===== Listed entries =====
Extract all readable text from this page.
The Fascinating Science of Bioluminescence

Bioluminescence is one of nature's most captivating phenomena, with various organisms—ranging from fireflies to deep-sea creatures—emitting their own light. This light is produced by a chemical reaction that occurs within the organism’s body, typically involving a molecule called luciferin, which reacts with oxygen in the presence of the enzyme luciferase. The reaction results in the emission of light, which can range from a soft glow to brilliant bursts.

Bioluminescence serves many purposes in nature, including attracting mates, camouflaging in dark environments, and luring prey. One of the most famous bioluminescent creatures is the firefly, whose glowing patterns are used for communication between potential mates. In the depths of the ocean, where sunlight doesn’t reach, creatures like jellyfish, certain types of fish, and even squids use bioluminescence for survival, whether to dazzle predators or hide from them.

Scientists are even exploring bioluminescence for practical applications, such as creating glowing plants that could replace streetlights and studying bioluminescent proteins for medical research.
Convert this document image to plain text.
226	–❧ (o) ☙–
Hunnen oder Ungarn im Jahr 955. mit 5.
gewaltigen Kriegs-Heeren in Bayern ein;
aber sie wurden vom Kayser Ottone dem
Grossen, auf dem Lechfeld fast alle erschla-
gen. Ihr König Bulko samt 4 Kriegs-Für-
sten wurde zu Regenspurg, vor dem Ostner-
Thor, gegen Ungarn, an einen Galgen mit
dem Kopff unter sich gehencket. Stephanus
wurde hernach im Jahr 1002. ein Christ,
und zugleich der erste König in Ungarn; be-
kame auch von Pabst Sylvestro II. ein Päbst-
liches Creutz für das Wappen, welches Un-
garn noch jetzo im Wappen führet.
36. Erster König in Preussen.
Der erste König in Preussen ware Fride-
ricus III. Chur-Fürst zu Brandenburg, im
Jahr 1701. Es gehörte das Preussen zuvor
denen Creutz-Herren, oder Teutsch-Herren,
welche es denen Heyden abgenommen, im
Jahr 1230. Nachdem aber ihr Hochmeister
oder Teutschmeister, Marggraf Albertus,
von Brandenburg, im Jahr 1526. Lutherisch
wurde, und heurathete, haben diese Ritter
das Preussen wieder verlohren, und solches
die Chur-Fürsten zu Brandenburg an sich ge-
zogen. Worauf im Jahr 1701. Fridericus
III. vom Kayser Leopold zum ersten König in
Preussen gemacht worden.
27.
=====
◆ What to work on ◆
Where the word "Preussen" shows up in a line of the entries above, copy that line.

◆ Result ◆
36. Erster König in Preussen.
Der erste König in Preussen ware Fride-
Jahr 1701. Es gehörte das Preussen zuvor
das Preussen wieder verlohren, und solches
Preussen gemacht worden.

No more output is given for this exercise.